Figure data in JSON
·····

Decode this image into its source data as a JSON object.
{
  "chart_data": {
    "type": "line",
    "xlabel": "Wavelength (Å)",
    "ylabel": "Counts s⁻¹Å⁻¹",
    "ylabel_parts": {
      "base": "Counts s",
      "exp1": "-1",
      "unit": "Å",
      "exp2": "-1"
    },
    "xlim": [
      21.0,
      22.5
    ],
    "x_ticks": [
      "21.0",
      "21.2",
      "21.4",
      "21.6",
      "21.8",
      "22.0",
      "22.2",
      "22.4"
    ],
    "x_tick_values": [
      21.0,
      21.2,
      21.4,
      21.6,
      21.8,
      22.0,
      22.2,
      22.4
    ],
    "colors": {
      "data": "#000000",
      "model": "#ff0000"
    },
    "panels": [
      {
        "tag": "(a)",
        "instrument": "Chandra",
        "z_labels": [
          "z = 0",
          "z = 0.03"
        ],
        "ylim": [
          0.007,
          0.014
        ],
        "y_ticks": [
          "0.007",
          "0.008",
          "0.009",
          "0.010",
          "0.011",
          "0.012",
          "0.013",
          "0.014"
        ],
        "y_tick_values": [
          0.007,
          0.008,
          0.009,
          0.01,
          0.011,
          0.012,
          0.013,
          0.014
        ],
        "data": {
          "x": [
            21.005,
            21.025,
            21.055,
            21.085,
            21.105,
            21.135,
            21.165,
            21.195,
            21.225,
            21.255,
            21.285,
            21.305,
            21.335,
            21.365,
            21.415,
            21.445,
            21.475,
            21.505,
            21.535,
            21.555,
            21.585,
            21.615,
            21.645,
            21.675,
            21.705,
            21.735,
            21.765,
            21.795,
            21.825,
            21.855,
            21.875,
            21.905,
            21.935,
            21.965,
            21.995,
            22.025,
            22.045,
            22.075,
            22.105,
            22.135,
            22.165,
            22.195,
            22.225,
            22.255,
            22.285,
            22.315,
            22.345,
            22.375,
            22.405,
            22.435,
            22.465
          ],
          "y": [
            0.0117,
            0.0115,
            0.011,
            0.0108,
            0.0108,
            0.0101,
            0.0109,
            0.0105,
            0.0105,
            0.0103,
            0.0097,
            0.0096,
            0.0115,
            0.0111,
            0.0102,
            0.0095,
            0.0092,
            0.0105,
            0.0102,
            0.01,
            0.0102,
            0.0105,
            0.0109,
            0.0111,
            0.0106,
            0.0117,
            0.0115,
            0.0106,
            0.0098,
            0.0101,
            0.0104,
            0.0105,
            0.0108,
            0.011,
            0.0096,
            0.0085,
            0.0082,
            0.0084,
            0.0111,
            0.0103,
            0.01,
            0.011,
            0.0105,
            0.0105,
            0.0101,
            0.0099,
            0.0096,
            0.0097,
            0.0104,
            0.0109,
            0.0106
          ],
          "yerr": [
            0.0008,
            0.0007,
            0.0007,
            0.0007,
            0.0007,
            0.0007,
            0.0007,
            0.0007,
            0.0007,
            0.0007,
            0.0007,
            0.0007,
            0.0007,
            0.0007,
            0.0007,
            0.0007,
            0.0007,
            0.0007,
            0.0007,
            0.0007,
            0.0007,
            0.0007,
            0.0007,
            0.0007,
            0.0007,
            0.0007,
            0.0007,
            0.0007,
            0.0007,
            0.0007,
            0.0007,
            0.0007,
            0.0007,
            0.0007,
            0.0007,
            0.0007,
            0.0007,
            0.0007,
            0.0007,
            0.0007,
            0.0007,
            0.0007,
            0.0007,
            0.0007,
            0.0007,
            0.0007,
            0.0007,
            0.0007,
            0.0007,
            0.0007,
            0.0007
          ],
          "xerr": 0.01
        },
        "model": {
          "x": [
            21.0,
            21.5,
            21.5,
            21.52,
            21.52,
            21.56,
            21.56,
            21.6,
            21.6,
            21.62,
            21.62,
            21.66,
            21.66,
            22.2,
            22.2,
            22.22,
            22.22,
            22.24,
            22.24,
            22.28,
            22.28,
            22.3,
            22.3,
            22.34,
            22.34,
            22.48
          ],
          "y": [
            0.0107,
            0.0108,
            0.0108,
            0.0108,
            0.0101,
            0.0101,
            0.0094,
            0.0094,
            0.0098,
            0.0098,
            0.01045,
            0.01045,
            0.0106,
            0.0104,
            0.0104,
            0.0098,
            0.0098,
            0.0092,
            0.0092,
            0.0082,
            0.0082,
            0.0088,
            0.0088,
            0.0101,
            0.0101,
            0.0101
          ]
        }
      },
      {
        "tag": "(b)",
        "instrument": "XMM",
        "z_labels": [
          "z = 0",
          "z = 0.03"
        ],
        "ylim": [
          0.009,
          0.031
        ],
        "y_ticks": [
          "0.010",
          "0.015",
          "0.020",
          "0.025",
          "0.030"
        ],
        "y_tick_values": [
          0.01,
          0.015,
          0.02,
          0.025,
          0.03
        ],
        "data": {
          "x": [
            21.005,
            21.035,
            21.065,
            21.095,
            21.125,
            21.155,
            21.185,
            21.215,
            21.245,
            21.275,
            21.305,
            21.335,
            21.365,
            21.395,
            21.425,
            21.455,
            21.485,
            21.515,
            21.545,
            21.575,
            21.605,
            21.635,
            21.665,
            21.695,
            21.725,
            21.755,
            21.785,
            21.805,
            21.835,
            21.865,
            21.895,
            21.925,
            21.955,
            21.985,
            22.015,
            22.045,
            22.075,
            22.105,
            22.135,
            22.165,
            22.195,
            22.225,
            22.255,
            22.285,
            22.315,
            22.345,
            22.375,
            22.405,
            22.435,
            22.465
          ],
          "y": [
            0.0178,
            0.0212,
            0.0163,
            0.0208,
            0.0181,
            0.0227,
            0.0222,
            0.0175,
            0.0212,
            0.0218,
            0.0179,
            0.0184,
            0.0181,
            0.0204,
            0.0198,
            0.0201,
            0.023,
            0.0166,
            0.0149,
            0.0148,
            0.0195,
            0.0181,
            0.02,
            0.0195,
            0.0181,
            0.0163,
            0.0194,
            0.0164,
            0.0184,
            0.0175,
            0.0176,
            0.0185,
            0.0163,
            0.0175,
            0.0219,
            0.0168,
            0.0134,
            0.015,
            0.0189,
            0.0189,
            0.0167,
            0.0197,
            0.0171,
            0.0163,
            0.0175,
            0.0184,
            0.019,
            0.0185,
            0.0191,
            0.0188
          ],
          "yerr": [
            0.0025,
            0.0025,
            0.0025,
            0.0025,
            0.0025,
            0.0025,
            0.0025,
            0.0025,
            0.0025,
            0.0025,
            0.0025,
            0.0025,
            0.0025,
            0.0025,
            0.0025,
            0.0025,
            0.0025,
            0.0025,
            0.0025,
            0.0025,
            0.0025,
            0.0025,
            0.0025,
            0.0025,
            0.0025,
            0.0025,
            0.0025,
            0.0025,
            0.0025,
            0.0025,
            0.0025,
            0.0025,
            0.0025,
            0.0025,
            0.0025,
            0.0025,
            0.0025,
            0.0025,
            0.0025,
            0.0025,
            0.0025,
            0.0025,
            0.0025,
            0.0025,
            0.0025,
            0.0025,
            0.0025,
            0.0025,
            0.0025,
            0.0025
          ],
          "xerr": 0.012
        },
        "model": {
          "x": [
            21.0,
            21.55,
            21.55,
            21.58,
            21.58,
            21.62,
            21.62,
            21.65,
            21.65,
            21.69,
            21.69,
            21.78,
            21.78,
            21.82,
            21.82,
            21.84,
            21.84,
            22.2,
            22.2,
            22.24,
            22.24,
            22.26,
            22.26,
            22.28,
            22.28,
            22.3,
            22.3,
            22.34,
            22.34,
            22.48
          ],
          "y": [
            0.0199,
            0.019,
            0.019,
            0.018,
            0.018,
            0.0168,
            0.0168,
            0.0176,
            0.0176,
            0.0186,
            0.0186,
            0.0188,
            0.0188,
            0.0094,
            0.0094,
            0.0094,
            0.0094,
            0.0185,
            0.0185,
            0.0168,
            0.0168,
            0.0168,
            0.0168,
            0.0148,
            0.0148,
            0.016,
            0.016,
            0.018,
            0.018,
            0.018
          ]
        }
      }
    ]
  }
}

·····

# Requirement
Looking at the entries above, how many lines contain the word "instrument"? Answer with the number alone.

# Answer to this task
2